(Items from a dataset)
──────────
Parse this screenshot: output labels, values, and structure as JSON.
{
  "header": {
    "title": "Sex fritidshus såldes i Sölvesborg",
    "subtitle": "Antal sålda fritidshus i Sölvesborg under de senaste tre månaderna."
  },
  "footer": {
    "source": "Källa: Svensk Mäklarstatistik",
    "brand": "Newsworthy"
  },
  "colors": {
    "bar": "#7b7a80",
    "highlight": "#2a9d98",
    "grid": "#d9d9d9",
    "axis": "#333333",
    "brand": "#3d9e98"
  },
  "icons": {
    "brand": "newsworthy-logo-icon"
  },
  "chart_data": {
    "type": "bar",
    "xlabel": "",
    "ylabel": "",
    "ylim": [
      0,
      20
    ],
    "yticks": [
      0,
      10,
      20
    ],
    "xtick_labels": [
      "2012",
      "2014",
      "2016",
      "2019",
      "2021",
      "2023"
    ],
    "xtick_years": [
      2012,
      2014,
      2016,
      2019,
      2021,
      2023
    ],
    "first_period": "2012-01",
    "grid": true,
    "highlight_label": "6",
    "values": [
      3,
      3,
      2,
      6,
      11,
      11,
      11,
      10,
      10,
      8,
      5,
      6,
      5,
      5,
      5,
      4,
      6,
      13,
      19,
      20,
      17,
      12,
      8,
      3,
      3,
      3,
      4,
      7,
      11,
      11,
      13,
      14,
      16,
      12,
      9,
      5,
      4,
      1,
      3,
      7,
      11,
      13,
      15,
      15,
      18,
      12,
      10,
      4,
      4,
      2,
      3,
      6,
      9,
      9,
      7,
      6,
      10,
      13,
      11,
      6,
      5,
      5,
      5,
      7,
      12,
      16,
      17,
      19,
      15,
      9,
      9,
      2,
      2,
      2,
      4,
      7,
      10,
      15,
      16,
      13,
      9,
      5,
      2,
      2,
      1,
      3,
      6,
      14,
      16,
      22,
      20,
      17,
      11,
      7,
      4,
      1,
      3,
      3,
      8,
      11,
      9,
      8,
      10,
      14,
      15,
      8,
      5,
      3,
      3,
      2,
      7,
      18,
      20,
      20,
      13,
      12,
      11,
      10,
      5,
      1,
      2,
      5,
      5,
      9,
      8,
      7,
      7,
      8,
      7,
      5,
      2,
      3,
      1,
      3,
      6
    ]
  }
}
──────────
**Set problem**
Repeat all entries. Match them exactly.

**Answer to the task**
Parse this screenshot: output labels, values, and structure as JSON.
{
  "header": {
    "title": "Sex fritidshus såldes i Sölvesborg",
    "subtitle": "Antal sålda fritidshus i Sölvesborg under de senaste tre månaderna."
  },
  "footer": {
    "source": "Källa: Svensk Mäklarstatistik",
    "brand": "Newsworthy"
  },
  "colors": {
    "bar": "#7b7a80",
    "highlight": "#2a9d98",
    "grid": "#d9d9d9",
    "axis": "#333333",
    "brand": "#3d9e98"
  },
  "icons": {
    "brand": "newsworthy-logo-icon"
  },
  "chart_data": {
    "type": "bar",
    "xlabel": "",
    "ylabel": "",
    "ylim": [
      0,
      20
    ],
    "yticks": [
      0,
      10,
      20
    ],
    "xtick_labels": [
      "2012",
      "2014",
      "2016",
      "2019",
      "2021",
      "2023"
    ],
    "xtick_years": [
      2012,
      2014,
      2016,
      2019,
      2021,
      2023
    ],
    "first_period": "2012-01",
    "grid": true,
    "highlight_label": "6",
    "values": [
      3,
      3,
      2,
      6,
      11,
      11,
      11,
      10,
      10,
      8,
      5,
      6,
      5,
      5,
      5,
      4,
      6,
      13,
      19,
      20,
      17,
      12,
      8,
      3,
      3,
      3,
      4,
      7,
      11,
      11,
      13,
      14,
      16,
      12,
      9,
      5,
      4,
      1,
      3,
      7,
      11,
      13,
      15,
      15,
      18,
      12,
      10,
      4,
      4,
      2,
      3,
      6,
      9,
      9,
      7,
      6,
      10,
      13,
      11,
      6,
      5,
      5,
      5,
      7,
      12,
      16,
      17,
      19,
      15,
      9,
      9,
      2,
      2,
      2,
      4,
      7,
      10,
      15,
      16,
      13,
      9,
      5,
      2,
      2,
      1,
      3,
      6,
      14,
      16,
      22,
      20,
      17,
      11,
      7,
      4,
      1,
      3,
      3,
      8,
      11,
      9,
      8,
      10,
      14,
      15,
      8,
      5,
      3,
      3,
      2,
      7,
      18,
      20,
      20,
      13,
      12,
      11,
      10,
      5,
      1,
      2,
      5,
      5,
      9,
      8,
      7,
      7,
      8,
      7,
      5,
      2,
      3,
      1,
      3,
      6
    ]
  }
}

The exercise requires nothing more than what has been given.